▸ **Task to carry out**: Copy the data precisely, character for character, and leave out every picture.

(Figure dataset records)
* START *

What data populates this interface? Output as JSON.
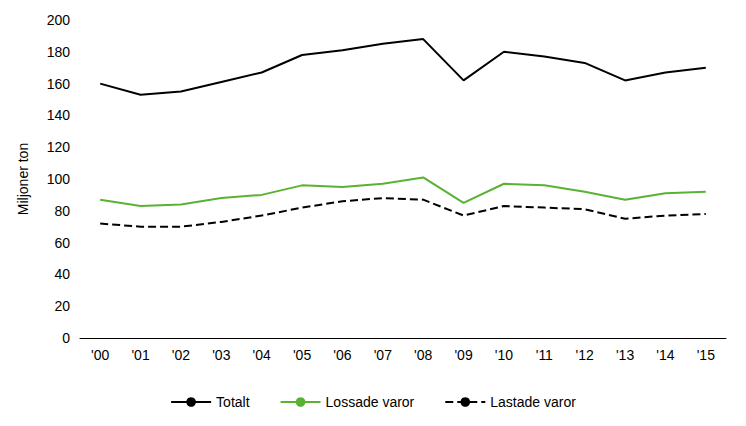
{
  "chart_data": {
    "type": "line",
    "y_label": "Miljoner ton",
    "categories": [
      "'00",
      "'01",
      "'02",
      "'03",
      "'04",
      "'05",
      "'06",
      "'07",
      "'08",
      "'09",
      "'10",
      "'11",
      "'12",
      "'13",
      "'14",
      "'15"
    ],
    "series": [
      {
        "name": "Totalt",
        "color": "#000000",
        "line_style": "solid",
        "values": [
          160,
          153,
          155,
          161,
          167,
          178,
          181,
          185,
          188,
          162,
          180,
          177,
          173,
          162,
          167,
          170
        ]
      },
      {
        "name": "Lossade varor",
        "color": "#5ab232",
        "line_style": "solid",
        "values": [
          87,
          83,
          84,
          88,
          90,
          96,
          95,
          97,
          101,
          85,
          97,
          96,
          92,
          87,
          91,
          92
        ]
      },
      {
        "name": "Lastade varor",
        "color": "#000000",
        "line_style": "dashed",
        "values": [
          72,
          70,
          70,
          73,
          77,
          82,
          86,
          88,
          87,
          77,
          83,
          82,
          81,
          75,
          77,
          78
        ]
      }
    ],
    "ylim": [
      0,
      200
    ],
    "yticks": [
      0,
      20,
      40,
      60,
      80,
      100,
      120,
      140,
      160,
      180,
      200
    ],
    "grid": false,
    "legend": "bottom"
  }
}
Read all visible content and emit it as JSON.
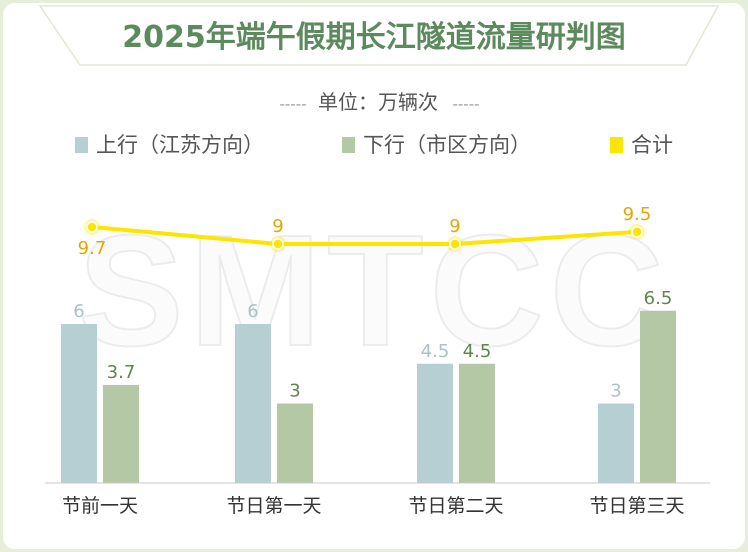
{
  "watermark": "SMTCC",
  "colors": {
    "background": "#e6eed9",
    "title_text": "#5b8a5c",
    "up": "#b6cfd2",
    "down": "#b5c8a5",
    "total": "#fce500",
    "total_label": "#e8a400",
    "up_label": "#a9c2c6",
    "down_label": "#5f8551"
  },
  "chart_data": {
    "type": "bar",
    "title": "2025年端午假期长江隧道流量研判图",
    "subtitle": "单位：万辆次",
    "subtitle_decoration": "-----",
    "categories": [
      "节前一天",
      "节日第一天",
      "节日第二天",
      "节日第三天"
    ],
    "series": [
      {
        "name": "上行（江苏方向）",
        "kind": "bar",
        "color": "#b6cfd2",
        "values": [
          6,
          6,
          4.5,
          3
        ],
        "labels": [
          "6",
          "6",
          "4.5",
          "3"
        ]
      },
      {
        "name": "下行（市区方向）",
        "kind": "bar",
        "color": "#b5c8a5",
        "values": [
          3.7,
          3,
          4.5,
          6.5
        ],
        "labels": [
          "3.7",
          "3",
          "4.5",
          "6.5"
        ]
      },
      {
        "name": "合计",
        "kind": "line",
        "color": "#fce500",
        "values": [
          9.7,
          9,
          9,
          9.5
        ],
        "labels": [
          "9.7",
          "9",
          "9",
          "9.5"
        ]
      }
    ],
    "legend_position": "top",
    "grid": false
  }
}
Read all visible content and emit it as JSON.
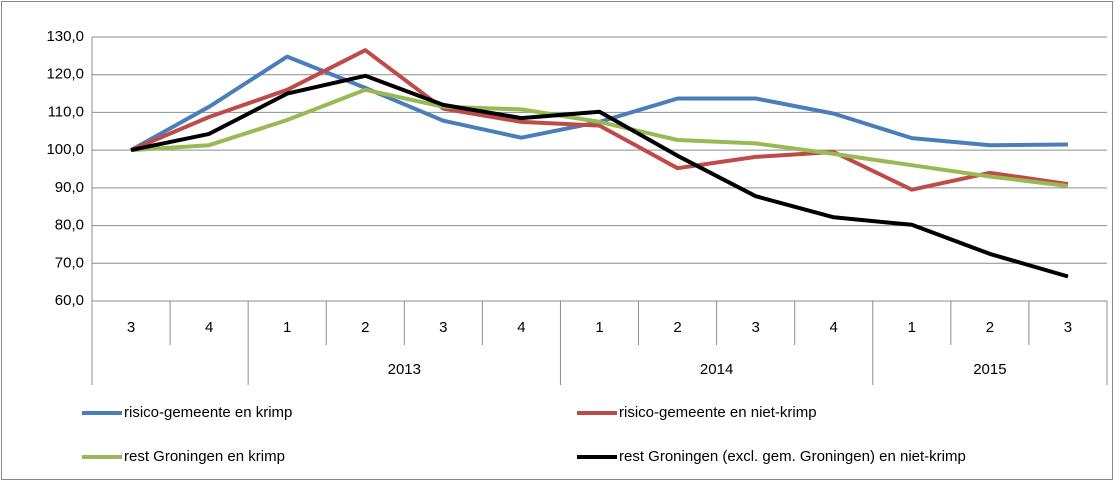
{
  "chart_data": {
    "type": "line",
    "categories": [
      "3",
      "4",
      "1",
      "2",
      "3",
      "4",
      "1",
      "2",
      "3",
      "4",
      "1",
      "2",
      "3"
    ],
    "groups": [
      {
        "label": null,
        "count": 2
      },
      {
        "label": "2013",
        "count": 4
      },
      {
        "label": "2014",
        "count": 4
      },
      {
        "label": "2015",
        "count": 3
      }
    ],
    "ylim": [
      60,
      130
    ],
    "yticks": [
      {
        "value": 60,
        "label": "60,0"
      },
      {
        "value": 70,
        "label": "70,0"
      },
      {
        "value": 80,
        "label": "80,0"
      },
      {
        "value": 90,
        "label": "90,0"
      },
      {
        "value": 100,
        "label": "100,0"
      },
      {
        "value": 110,
        "label": "110,0"
      },
      {
        "value": 120,
        "label": "120,0"
      },
      {
        "value": 130,
        "label": "130,0"
      }
    ],
    "grid": true,
    "legend": "bottom",
    "series": [
      {
        "name": "risico-gemeente en krimp",
        "color": "#4a7ebb",
        "values": [
          100,
          111.5,
          124.8,
          116.5,
          107.8,
          103.3,
          107.5,
          113.7,
          113.7,
          109.7,
          103.2,
          101.3,
          101.5
        ]
      },
      {
        "name": "risico-gemeente en niet-krimp",
        "color": "#be4b48",
        "values": [
          100,
          108.8,
          116,
          126.5,
          111,
          107.5,
          106.5,
          95.2,
          98.2,
          99.5,
          89.5,
          94,
          91
        ]
      },
      {
        "name": "rest Groningen en krimp",
        "color": "#98b954",
        "values": [
          100,
          101.3,
          108,
          116,
          111.5,
          110.8,
          107.5,
          102.7,
          101.8,
          99,
          96,
          93,
          90.5
        ]
      },
      {
        "name": "rest Groningen (excl. gem. Groningen) en niet-krimp",
        "color": "#000000",
        "values": [
          100,
          104.3,
          115,
          119.7,
          112,
          108.5,
          110.2,
          98.5,
          87.8,
          82.2,
          80.2,
          72.5,
          66.5
        ]
      }
    ]
  }
}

* END *

▸ **Output of the task**:
What data populates this interface? Output as JSON.
{
  "chart_data": {
    "type": "line",
    "y_label": "Miljoner ton",
    "categories": [
      "'00",
      "'01",
      "'02",
      "'03",
      "'04",
      "'05",
      "'06",
      "'07",
      "'08",
      "'09",
      "'10",
      "'11",
      "'12",
      "'13",
      "'14",
      "'15"
    ],
    "series": [
      {
        "name": "Totalt",
        "color": "#000000",
        "line_style": "solid",
        "values": [
          160,
          153,
          155,
          161,
          167,
          178,
          181,
          185,
          188,
          162,
          180,
          177,
          173,
          162,
          167,
          170
        ]
      },
      {
        "name": "Lossade varor",
        "color": "#5ab232",
        "line_style": "solid",
        "values": [
          87,
          83,
          84,
          88,
          90,
          96,
          95,
          97,
          101,
          85,
          97,
          96,
          92,
          87,
          91,
          92
        ]
      },
      {
        "name": "Lastade varor",
        "color": "#000000",
        "line_style": "dashed",
        "values": [
          72,
          70,
          70,
          73,
          77,
          82,
          86,
          88,
          87,
          77,
          83,
          82,
          81,
          75,
          77,
          78
        ]
      }
    ],
    "ylim": [
      0,
      200
    ],
    "yticks": [
      0,
      20,
      40,
      60,
      80,
      100,
      120,
      140,
      160,
      180,
      200
    ],
    "grid": false,
    "legend": "bottom"
  }
}
Read all visible content and emit it as JSON.
{
  "watermark": "SMTCC",
  "colors": {
    "background": "#e6eed9",
    "title_text": "#5b8a5c",
    "up": "#b6cfd2",
    "down": "#b5c8a5",
    "total": "#fce500",
    "total_label": "#e8a400",
    "up_label": "#a9c2c6",
    "down_label": "#5f8551"
  },
  "chart_data": {
    "type": "bar",
    "title": "2025年端午假期长江隧道流量研判图",
    "subtitle": "单位：万辆次",
    "subtitle_decoration": "-----",
    "categories": [
      "节前一天",
      "节日第一天",
      "节日第二天",
      "节日第三天"
    ],
    "series": [
      {
        "name": "上行（江苏方向）",
        "kind": "bar",
        "color": "#b6cfd2",
        "values": [
          6,
          6,
          4.5,
          3
        ],
        "labels": [
          "6",
          "6",
          "4.5",
          "3"
        ]
      },
      {
        "name": "下行（市区方向）",
        "kind": "bar",
        "color": "#b5c8a5",
        "values": [
          3.7,
          3,
          4.5,
          6.5
        ],
        "labels": [
          "3.7",
          "3",
          "4.5",
          "6.5"
        ]
      },
      {
        "name": "合计",
        "kind": "line",
        "color": "#fce500",
        "values": [
          9.7,
          9,
          9,
          9.5
        ],
        "labels": [
          "9.7",
          "9",
          "9",
          "9.5"
        ]
      }
    ],
    "legend_position": "top",
    "grid": false
  }
}
Read all visible content and emit it as JSON.
{
  "chart_data": {
    "type": "line",
    "categories": [
      "3",
      "4",
      "1",
      "2",
      "3",
      "4",
      "1",
      "2",
      "3",
      "4",
      "1",
      "2",
      "3"
    ],
    "groups": [
      {
        "label": null,
        "count": 2
      },
      {
        "label": "2013",
        "count": 4
      },
      {
        "label": "2014",
        "count": 4
      },
      {
        "label": "2015",
        "count": 3
      }
    ],
    "ylim": [
      60,
      130
    ],
    "yticks": [
      {
        "value": 60,
        "label": "60,0"
      },
      {
        "value": 70,
        "label": "70,0"
      },
      {
        "value": 80,
        "label": "80,0"
      },
      {
        "value": 90,
        "label": "90,0"
      },
      {
        "value": 100,
        "label": "100,0"
      },
      {
        "value": 110,
        "label": "110,0"
      },
      {
        "value": 120,
        "label": "120,0"
      },
      {
        "value": 130,
        "label": "130,0"
      }
    ],
    "grid": true,
    "legend": "bottom",
    "series": [
      {
        "name": "risico-gemeente en krimp",
        "color": "#4a7ebb",
        "values": [
          100,
          111.5,
          124.8,
          116.5,
          107.8,
          103.3,
          107.5,
          113.7,
          113.7,
          109.7,
          103.2,
          101.3,
          101.5
        ]
      },
      {
        "name": "risico-gemeente en niet-krimp",
        "color": "#be4b48",
        "values": [
          100,
          108.8,
          116,
          126.5,
          111,
          107.5,
          106.5,
          95.2,
          98.2,
          99.5,
          89.5,
          94,
          91
        ]
      },
      {
        "name": "rest Groningen en krimp",
        "color": "#98b954",
        "values": [
          100,
          101.3,
          108,
          116,
          111.5,
          110.8,
          107.5,
          102.7,
          101.8,
          99,
          96,
          93,
          90.5
        ]
      },
      {
        "name": "rest Groningen (excl. gem. Groningen) en niet-krimp",
        "color": "#000000",
        "values": [
          100,
          104.3,
          115,
          119.7,
          112,
          108.5,
          110.2,
          98.5,
          87.8,
          82.2,
          80.2,
          72.5,
          66.5
        ]
      }
    ]
  }
}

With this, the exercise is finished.